Set problem.
No images are to be carried over; print all other material exactly as it stands.

Data records:
··········
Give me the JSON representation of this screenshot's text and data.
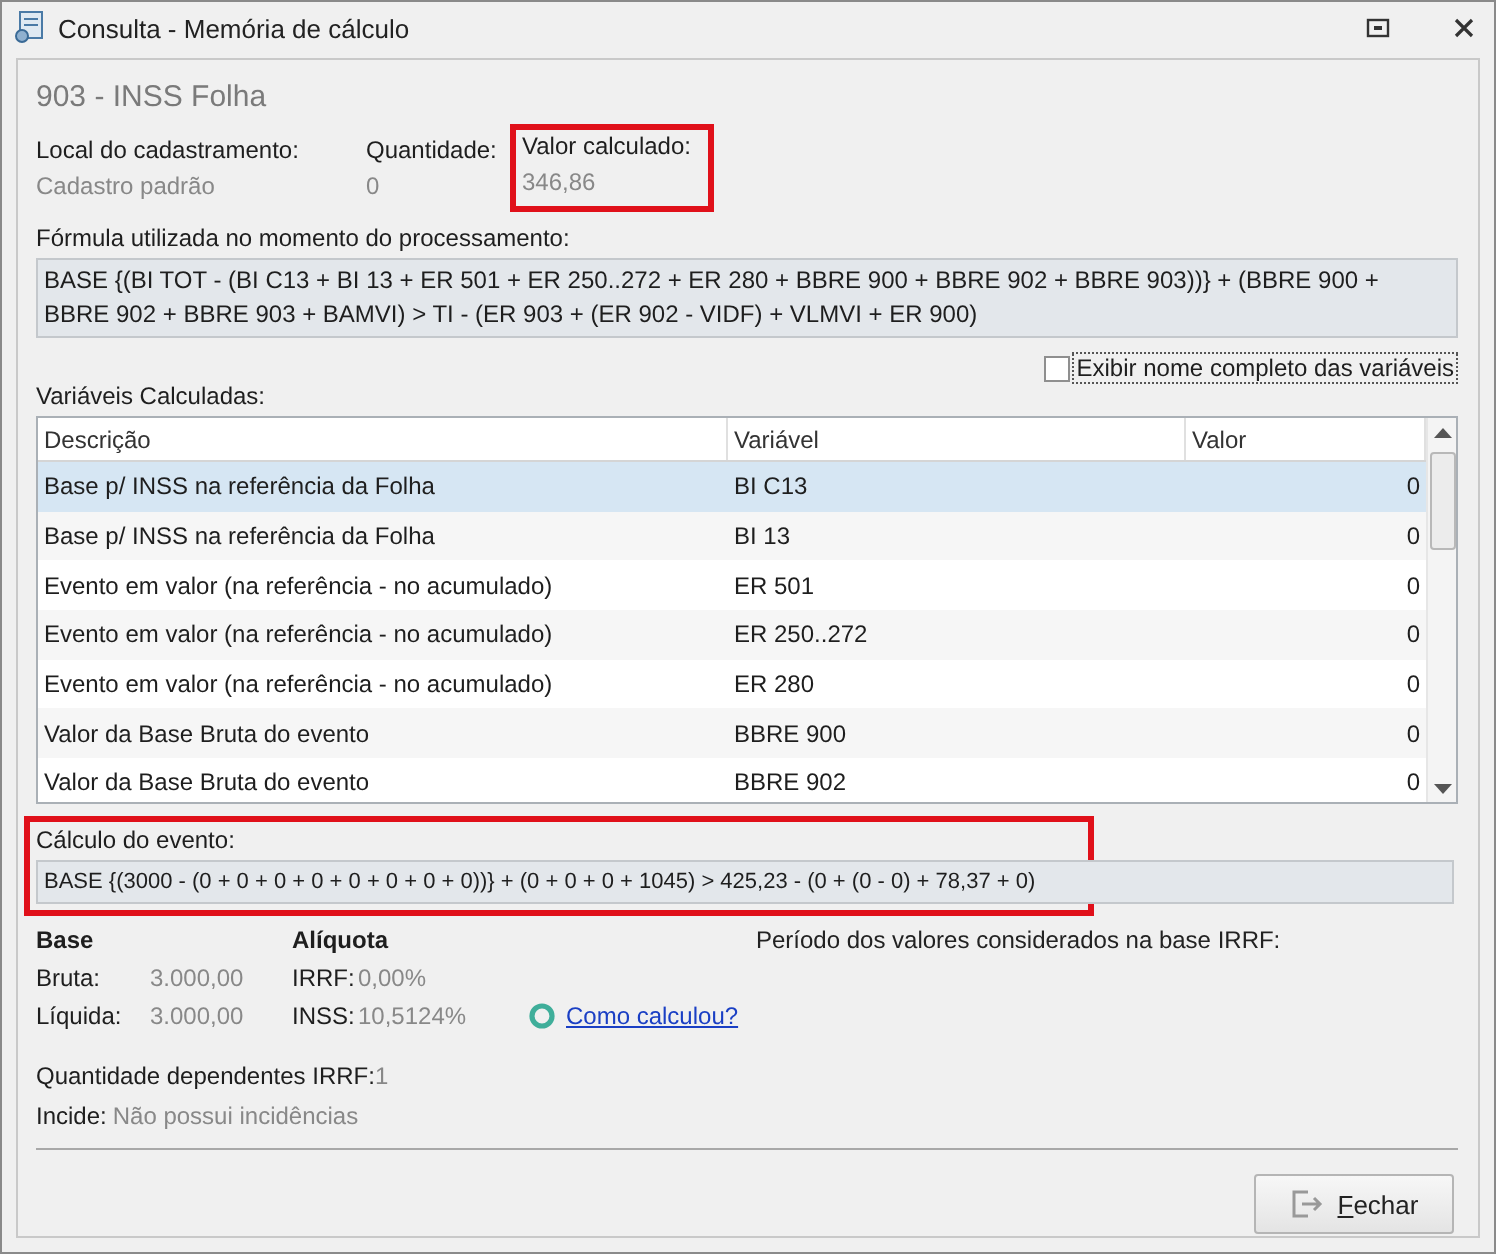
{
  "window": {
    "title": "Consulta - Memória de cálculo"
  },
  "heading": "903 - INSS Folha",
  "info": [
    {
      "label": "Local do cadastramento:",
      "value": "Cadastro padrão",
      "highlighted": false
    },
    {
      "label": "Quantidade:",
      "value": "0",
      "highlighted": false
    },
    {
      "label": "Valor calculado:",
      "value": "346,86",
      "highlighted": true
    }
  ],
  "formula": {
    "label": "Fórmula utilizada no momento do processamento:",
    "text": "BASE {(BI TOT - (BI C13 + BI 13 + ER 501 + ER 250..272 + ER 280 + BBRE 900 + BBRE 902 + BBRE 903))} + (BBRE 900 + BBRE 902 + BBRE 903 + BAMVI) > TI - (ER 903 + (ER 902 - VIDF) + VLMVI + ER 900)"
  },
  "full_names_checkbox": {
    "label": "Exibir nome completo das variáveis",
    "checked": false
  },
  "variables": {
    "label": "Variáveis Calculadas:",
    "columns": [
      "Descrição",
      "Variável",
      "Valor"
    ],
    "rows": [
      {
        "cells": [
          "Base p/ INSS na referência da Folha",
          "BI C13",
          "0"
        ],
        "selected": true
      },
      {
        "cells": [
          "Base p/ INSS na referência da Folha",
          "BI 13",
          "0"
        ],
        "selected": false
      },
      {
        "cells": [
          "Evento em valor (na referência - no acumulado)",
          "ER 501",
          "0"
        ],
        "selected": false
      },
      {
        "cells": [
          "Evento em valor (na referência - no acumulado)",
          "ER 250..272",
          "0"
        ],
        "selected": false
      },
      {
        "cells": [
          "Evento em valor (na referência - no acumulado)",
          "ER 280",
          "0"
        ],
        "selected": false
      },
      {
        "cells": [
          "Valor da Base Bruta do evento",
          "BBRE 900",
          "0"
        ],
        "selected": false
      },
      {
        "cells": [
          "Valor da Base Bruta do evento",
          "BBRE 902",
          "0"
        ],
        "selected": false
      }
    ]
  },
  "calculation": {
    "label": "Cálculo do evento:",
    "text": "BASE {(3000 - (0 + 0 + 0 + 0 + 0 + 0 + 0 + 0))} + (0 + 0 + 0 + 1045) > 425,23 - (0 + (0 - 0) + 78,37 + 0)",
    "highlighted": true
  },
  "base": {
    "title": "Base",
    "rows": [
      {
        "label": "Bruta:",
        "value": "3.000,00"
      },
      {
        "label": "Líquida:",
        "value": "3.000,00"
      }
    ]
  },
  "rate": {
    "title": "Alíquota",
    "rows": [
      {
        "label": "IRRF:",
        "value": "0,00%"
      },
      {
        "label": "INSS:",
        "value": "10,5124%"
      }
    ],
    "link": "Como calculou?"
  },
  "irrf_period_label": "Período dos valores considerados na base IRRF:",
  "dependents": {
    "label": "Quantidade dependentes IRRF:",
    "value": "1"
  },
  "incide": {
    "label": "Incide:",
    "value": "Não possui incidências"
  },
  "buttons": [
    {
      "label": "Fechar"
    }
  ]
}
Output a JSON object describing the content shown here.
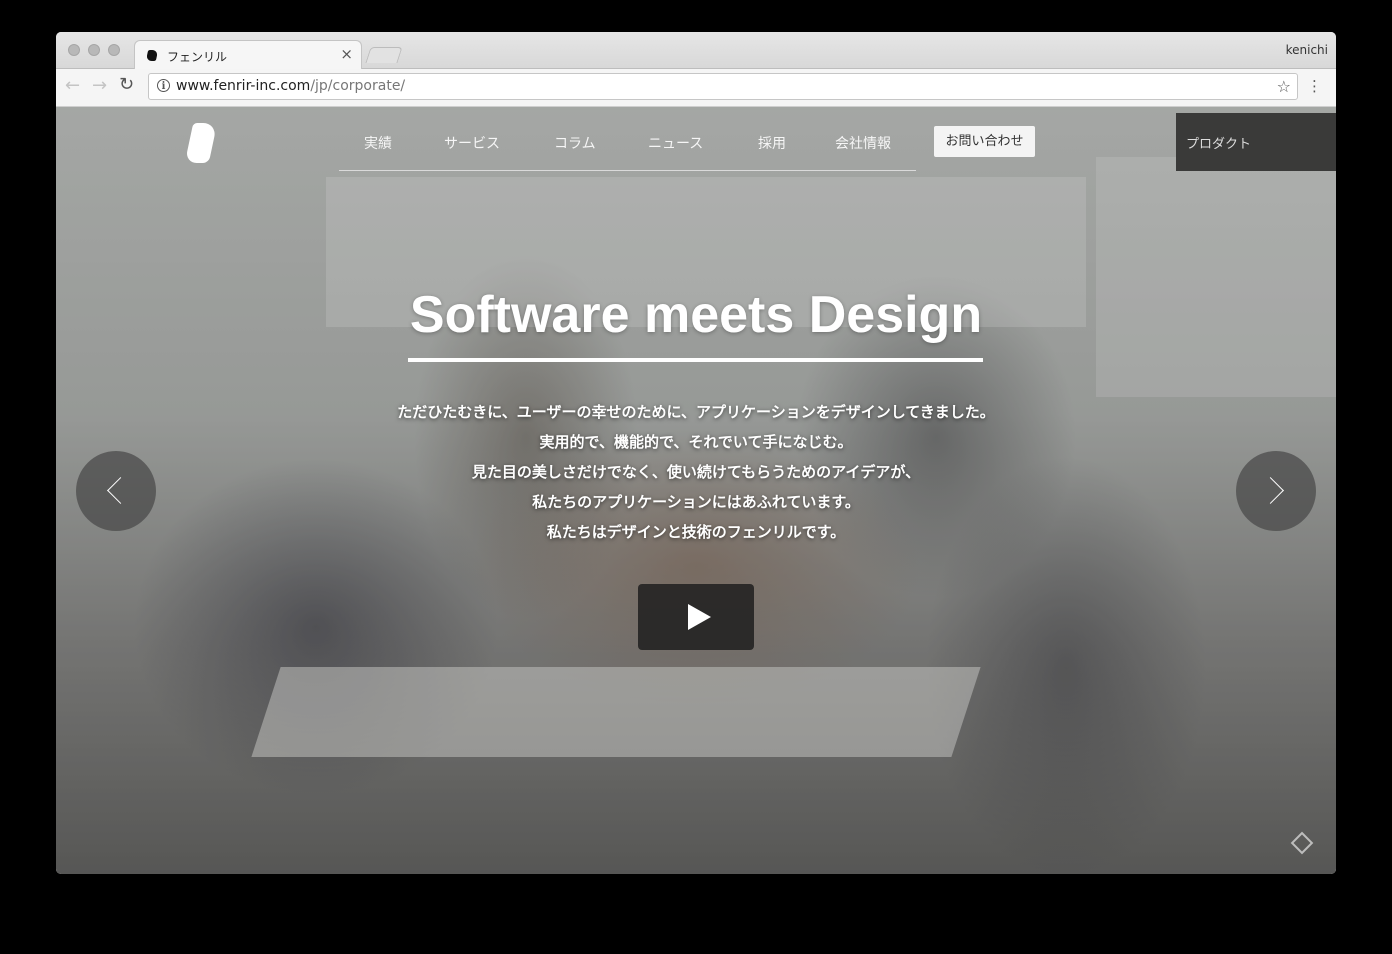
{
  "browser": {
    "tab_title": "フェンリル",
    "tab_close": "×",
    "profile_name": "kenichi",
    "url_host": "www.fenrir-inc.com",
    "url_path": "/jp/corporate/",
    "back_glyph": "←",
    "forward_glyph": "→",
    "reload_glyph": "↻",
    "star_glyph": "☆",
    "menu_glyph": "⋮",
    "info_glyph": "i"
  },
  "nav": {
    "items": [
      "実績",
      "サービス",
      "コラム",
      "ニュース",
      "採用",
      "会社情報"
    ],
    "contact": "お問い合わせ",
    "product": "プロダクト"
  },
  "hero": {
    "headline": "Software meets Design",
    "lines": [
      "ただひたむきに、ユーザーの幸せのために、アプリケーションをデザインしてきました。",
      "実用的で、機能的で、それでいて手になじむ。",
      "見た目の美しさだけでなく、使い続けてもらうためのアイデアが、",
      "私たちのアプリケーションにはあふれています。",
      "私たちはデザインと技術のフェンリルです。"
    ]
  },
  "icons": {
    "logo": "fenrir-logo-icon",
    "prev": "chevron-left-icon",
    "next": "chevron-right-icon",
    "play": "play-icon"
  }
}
··········
Correct result.
Give me the JSON representation of this screenshot's text and data.
{
  "window": {
    "title": "Consulta - Memória de cálculo"
  },
  "heading": "903 - INSS Folha",
  "info": [
    {
      "label": "Local do cadastramento:",
      "value": "Cadastro padrão",
      "highlighted": false
    },
    {
      "label": "Quantidade:",
      "value": "0",
      "highlighted": false
    },
    {
      "label": "Valor calculado:",
      "value": "346,86",
      "highlighted": true
    }
  ],
  "formula": {
    "label": "Fórmula utilizada no momento do processamento:",
    "text": "BASE {(BI TOT - (BI C13 + BI 13 + ER 501 + ER 250..272 + ER 280 + BBRE 900 + BBRE 902 + BBRE 903))} + (BBRE 900 + BBRE 902 + BBRE 903 + BAMVI) > TI - (ER 903 + (ER 902 - VIDF) + VLMVI + ER 900)"
  },
  "full_names_checkbox": {
    "label": "Exibir nome completo das variáveis",
    "checked": false
  },
  "variables": {
    "label": "Variáveis Calculadas:",
    "columns": [
      "Descrição",
      "Variável",
      "Valor"
    ],
    "rows": [
      {
        "cells": [
          "Base p/ INSS na referência da Folha",
          "BI C13",
          "0"
        ],
        "selected": true
      },
      {
        "cells": [
          "Base p/ INSS na referência da Folha",
          "BI 13",
          "0"
        ],
        "selected": false
      },
      {
        "cells": [
          "Evento em valor (na referência - no acumulado)",
          "ER 501",
          "0"
        ],
        "selected": false
      },
      {
        "cells": [
          "Evento em valor (na referência - no acumulado)",
          "ER 250..272",
          "0"
        ],
        "selected": false
      },
      {
        "cells": [
          "Evento em valor (na referência - no acumulado)",
          "ER 280",
          "0"
        ],
        "selected": false
      },
      {
        "cells": [
          "Valor da Base Bruta do evento",
          "BBRE 900",
          "0"
        ],
        "selected": false
      },
      {
        "cells": [
          "Valor da Base Bruta do evento",
          "BBRE 902",
          "0"
        ],
        "selected": false
      }
    ]
  },
  "calculation": {
    "label": "Cálculo do evento:",
    "text": "BASE {(3000 - (0 + 0 + 0 + 0 + 0 + 0 + 0 + 0))} + (0 + 0 + 0 + 1045) > 425,23 - (0 + (0 - 0) + 78,37 + 0)",
    "highlighted": true
  },
  "base": {
    "title": "Base",
    "rows": [
      {
        "label": "Bruta:",
        "value": "3.000,00"
      },
      {
        "label": "Líquida:",
        "value": "3.000,00"
      }
    ]
  },
  "rate": {
    "title": "Alíquota",
    "rows": [
      {
        "label": "IRRF:",
        "value": "0,00%"
      },
      {
        "label": "INSS:",
        "value": "10,5124%"
      }
    ],
    "link": "Como calculou?"
  },
  "irrf_period_label": "Período dos valores considerados na base IRRF:",
  "dependents": {
    "label": "Quantidade dependentes IRRF:",
    "value": "1"
  },
  "incide": {
    "label": "Incide:",
    "value": "Não possui incidências"
  },
  "buttons": [
    {
      "label": "Fechar"
    }
  ]
}
Output a JSON object describing the content shown here.
{
  "browser": {
    "tab_title": "フェンリル",
    "tab_close": "×",
    "profile_name": "kenichi",
    "url_host": "www.fenrir-inc.com",
    "url_path": "/jp/corporate/",
    "back_glyph": "←",
    "forward_glyph": "→",
    "reload_glyph": "↻",
    "star_glyph": "☆",
    "menu_glyph": "⋮",
    "info_glyph": "i"
  },
  "nav": {
    "items": [
      "実績",
      "サービス",
      "コラム",
      "ニュース",
      "採用",
      "会社情報"
    ],
    "contact": "お問い合わせ",
    "product": "プロダクト"
  },
  "hero": {
    "headline": "Software meets Design",
    "lines": [
      "ただひたむきに、ユーザーの幸せのために、アプリケーションをデザインしてきました。",
      "実用的で、機能的で、それでいて手になじむ。",
      "見た目の美しさだけでなく、使い続けてもらうためのアイデアが、",
      "私たちのアプリケーションにはあふれています。",
      "私たちはデザインと技術のフェンリルです。"
    ]
  },
  "icons": {
    "logo": "fenrir-logo-icon",
    "prev": "chevron-left-icon",
    "next": "chevron-right-icon",
    "play": "play-icon"
  }
}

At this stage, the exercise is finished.